- **WRITTEN TASK**
Can you find the lines of the listing that include "this" and copy every one?

━━━

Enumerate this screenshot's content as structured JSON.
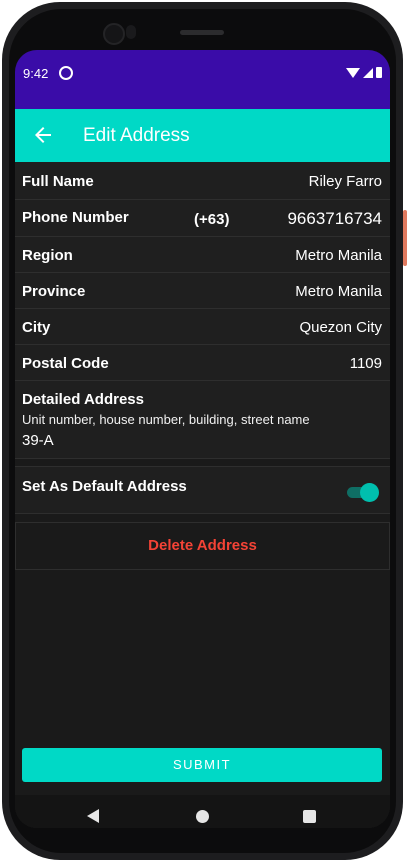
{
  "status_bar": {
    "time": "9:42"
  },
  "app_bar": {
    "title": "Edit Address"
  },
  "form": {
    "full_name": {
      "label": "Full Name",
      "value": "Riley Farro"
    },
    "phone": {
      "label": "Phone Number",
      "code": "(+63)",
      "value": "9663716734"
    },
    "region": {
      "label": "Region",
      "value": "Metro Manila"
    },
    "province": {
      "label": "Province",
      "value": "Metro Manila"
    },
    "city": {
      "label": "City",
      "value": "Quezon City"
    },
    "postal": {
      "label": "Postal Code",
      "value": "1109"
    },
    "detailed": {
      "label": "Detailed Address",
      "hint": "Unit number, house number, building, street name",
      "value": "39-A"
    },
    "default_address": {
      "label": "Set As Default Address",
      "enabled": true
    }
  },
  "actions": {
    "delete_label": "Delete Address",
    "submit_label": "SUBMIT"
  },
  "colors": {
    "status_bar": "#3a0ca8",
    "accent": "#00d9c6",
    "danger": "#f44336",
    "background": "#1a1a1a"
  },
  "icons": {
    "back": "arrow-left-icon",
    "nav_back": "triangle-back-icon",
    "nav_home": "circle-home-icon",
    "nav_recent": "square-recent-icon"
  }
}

━━━

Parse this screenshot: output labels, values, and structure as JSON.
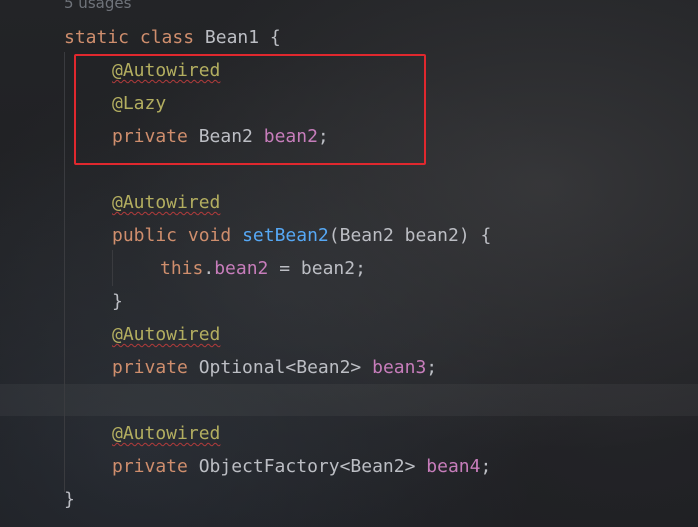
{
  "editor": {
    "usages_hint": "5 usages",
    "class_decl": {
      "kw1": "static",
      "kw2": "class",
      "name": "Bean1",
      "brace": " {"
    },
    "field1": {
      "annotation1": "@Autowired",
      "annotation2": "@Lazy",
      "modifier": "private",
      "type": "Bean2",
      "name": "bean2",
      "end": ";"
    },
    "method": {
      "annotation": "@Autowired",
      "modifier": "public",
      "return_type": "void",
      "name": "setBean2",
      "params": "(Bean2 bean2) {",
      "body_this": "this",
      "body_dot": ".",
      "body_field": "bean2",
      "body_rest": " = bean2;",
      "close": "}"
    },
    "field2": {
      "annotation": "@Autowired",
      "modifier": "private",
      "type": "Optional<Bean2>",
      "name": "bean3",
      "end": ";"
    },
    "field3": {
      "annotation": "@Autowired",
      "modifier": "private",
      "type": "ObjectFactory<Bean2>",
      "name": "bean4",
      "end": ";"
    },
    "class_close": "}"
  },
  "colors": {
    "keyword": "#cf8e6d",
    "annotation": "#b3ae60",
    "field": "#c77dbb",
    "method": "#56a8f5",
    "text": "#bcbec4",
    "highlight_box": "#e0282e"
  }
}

━━━

- **SOLUTION BELOW**
Enumerate this screenshot's content as structured JSON.
Parse this screenshot: output labels, values, and structure as JSON.
      "body_this": "this",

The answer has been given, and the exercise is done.